▸ TO DO
Wherever the word "rank" appears in the entries, copy the whole line.

◇ ◇ ◇ ◇ ◇

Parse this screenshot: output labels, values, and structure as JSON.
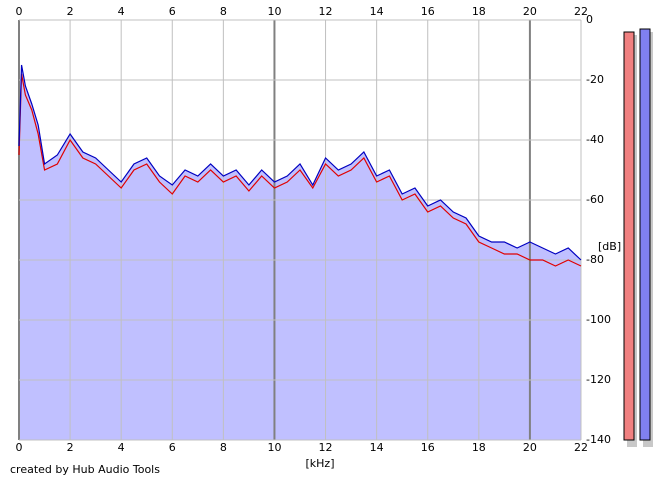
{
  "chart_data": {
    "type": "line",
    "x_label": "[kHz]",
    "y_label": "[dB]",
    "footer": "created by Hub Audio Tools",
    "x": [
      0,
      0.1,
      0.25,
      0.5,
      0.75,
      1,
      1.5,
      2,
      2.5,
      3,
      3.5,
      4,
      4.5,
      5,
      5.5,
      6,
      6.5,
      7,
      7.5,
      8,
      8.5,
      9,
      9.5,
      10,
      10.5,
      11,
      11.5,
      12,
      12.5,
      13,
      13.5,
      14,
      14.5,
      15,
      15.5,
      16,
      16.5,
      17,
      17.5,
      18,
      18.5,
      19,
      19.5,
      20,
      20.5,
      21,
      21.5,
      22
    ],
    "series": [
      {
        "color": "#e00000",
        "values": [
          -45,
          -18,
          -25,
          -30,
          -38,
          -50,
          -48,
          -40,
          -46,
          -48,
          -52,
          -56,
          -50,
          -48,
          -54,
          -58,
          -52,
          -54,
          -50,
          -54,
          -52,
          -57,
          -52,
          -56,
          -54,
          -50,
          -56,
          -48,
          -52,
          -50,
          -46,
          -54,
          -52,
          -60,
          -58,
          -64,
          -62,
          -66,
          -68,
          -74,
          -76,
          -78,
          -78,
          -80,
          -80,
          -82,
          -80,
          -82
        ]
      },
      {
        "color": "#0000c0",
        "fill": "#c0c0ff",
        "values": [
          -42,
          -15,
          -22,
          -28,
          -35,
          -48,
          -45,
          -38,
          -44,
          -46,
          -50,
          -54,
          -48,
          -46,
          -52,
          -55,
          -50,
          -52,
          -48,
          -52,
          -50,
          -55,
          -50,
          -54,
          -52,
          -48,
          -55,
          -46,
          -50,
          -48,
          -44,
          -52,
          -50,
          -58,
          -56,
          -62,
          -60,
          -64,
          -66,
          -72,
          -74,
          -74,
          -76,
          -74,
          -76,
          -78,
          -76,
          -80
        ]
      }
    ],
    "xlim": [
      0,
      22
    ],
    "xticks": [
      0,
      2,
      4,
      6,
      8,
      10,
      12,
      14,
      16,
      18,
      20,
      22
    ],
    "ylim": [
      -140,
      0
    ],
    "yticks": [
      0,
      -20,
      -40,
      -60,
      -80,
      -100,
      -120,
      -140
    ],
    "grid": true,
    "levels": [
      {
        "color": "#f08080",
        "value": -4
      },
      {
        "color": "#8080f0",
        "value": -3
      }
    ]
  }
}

◇ ◇ ◇ ◇ ◇

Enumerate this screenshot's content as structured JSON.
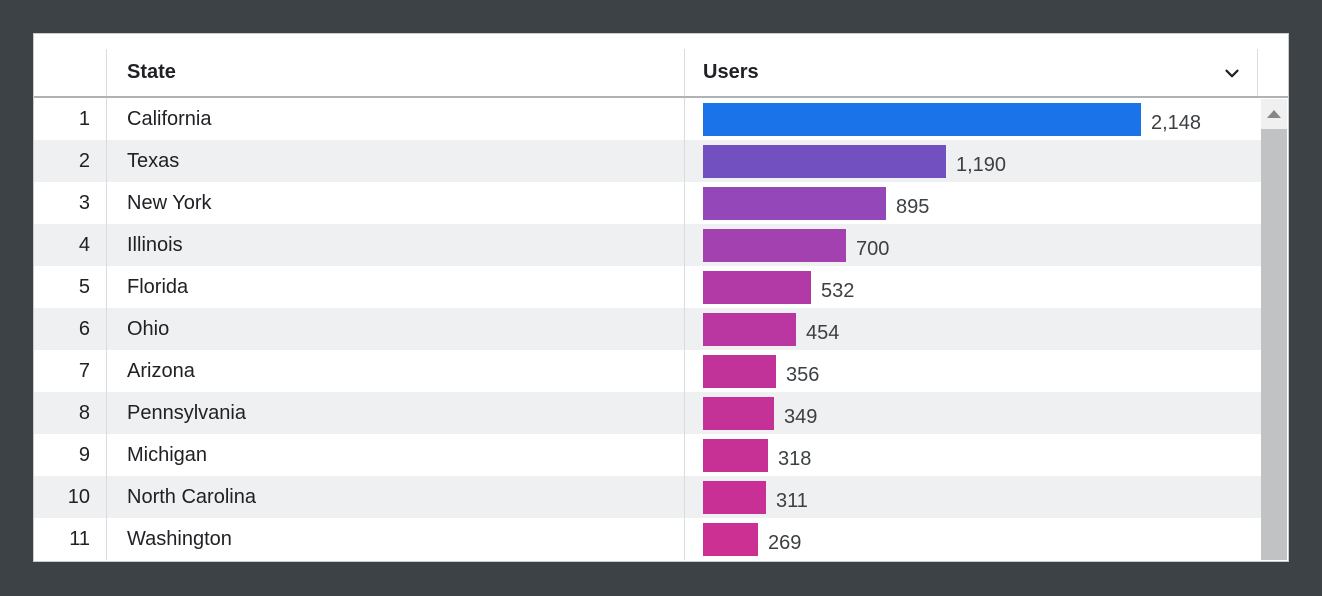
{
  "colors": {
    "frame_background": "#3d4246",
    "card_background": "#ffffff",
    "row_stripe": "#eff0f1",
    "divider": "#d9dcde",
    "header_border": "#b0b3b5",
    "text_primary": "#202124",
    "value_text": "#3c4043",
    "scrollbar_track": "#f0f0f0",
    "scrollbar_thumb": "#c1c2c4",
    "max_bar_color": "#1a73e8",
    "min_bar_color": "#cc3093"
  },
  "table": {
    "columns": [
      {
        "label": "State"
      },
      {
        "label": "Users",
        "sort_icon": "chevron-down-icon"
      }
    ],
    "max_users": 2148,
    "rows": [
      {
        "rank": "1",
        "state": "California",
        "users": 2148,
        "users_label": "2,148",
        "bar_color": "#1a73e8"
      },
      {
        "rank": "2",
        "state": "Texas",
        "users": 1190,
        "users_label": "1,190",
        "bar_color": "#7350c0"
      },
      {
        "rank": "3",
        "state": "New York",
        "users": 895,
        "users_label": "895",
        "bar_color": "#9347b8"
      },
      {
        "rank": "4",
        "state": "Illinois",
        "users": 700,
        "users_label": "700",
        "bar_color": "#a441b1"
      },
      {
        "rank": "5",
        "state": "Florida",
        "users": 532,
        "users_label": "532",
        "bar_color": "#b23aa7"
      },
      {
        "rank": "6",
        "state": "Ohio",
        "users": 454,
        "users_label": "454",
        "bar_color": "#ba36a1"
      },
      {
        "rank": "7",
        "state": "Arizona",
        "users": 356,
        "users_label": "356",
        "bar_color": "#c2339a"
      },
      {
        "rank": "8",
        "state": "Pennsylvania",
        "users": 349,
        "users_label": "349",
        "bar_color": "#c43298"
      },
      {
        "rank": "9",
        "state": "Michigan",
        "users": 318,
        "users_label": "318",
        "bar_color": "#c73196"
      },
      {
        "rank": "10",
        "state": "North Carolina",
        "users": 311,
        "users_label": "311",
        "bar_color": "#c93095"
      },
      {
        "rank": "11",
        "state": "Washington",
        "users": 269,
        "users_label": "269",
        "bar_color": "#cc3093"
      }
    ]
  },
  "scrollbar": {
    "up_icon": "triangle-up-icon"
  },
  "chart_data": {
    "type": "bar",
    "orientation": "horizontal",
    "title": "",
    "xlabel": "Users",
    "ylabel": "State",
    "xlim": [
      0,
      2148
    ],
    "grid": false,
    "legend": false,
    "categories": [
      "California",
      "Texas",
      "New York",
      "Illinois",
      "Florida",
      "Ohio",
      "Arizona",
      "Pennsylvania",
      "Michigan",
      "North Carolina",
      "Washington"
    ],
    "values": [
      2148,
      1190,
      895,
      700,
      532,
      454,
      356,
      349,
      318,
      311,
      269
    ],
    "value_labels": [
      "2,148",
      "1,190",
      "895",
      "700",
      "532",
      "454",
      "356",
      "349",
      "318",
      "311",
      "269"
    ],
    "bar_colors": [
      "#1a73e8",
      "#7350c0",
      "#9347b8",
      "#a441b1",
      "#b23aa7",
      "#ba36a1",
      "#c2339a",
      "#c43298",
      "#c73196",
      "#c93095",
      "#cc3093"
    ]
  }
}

◇ ◇ ◇ ◇ ◇

▸ TASK ANSWER
        "rank": "1",
        "rank": "2",
        "rank": "3",
        "rank": "4",
        "rank": "5",
        "rank": "6",
        "rank": "7",
        "rank": "8",
        "rank": "9",
        "rank": "10",
        "rank": "11",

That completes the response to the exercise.